Begin Data section
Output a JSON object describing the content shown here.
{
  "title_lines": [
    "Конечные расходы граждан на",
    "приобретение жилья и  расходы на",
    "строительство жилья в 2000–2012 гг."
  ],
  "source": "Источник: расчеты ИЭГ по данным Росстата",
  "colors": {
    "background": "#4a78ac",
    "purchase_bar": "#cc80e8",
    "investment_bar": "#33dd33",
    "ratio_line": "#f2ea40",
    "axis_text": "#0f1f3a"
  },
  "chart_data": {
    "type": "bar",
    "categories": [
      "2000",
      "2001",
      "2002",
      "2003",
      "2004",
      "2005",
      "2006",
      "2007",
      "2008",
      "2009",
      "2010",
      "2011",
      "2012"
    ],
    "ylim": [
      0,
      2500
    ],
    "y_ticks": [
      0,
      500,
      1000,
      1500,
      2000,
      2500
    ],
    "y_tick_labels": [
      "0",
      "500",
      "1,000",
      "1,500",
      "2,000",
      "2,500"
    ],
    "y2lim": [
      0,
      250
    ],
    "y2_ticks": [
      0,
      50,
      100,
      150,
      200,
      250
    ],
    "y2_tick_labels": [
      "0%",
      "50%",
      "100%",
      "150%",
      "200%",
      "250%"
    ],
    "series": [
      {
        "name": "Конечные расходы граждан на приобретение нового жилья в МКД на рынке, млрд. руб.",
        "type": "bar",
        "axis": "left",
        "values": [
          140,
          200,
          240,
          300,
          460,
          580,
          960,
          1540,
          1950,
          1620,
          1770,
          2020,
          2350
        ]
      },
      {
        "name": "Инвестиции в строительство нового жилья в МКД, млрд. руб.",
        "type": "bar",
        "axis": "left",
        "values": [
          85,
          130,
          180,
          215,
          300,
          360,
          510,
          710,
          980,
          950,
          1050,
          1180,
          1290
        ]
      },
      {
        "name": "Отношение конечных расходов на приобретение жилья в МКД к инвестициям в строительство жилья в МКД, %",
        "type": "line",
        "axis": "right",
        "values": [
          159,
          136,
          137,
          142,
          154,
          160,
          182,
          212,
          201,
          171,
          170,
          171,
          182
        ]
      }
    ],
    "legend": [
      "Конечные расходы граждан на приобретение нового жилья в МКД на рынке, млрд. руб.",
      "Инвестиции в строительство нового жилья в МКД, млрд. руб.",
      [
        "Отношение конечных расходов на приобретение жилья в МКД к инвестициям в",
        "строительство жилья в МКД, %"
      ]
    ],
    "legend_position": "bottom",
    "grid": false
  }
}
End Data section
Begin Data section
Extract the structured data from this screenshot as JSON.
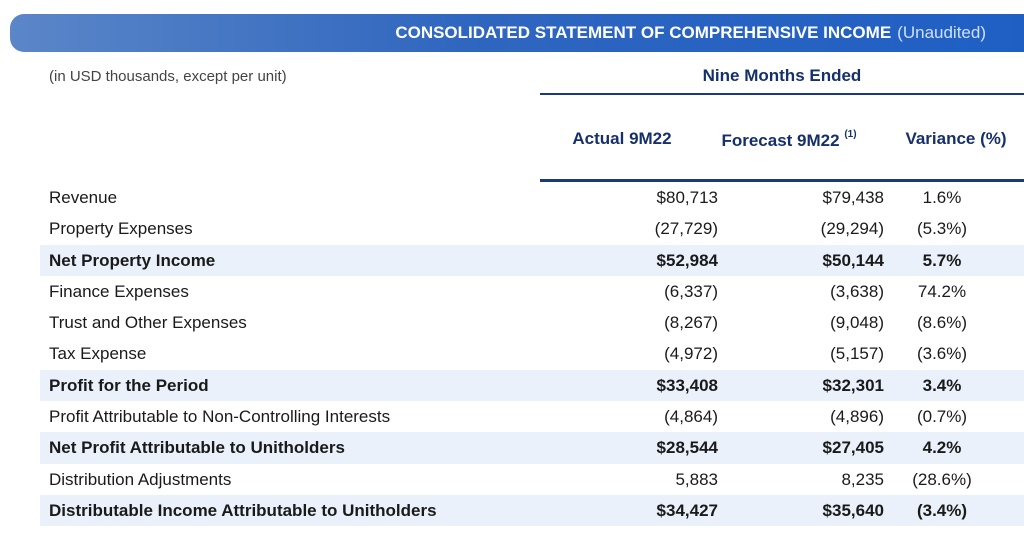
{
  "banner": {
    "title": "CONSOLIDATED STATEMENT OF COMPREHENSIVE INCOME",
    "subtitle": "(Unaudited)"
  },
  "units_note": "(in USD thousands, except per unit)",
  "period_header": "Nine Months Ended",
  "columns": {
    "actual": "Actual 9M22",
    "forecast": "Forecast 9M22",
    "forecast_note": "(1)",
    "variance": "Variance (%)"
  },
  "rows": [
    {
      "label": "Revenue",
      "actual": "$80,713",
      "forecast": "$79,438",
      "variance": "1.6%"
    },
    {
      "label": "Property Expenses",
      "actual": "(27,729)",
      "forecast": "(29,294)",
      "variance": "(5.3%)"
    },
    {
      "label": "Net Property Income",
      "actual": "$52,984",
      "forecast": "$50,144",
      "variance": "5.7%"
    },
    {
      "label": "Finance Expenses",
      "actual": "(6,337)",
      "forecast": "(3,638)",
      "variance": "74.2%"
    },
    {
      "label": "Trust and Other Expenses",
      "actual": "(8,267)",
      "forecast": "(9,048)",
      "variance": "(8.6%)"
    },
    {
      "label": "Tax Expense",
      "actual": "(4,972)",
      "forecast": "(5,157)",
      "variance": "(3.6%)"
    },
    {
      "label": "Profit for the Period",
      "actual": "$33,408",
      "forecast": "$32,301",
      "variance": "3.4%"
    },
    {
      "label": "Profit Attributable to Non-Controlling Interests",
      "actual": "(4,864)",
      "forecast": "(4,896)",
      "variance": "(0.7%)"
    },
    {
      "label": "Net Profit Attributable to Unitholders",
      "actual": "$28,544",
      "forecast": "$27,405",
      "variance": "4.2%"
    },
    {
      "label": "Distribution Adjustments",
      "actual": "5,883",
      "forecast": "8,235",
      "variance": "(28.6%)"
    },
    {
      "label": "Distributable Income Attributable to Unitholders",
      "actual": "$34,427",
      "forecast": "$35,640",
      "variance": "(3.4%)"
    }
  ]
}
End Data section
Work to do:
In the records above, how many lines include "variance"? Give that number and nothing more.

Exercise response:
12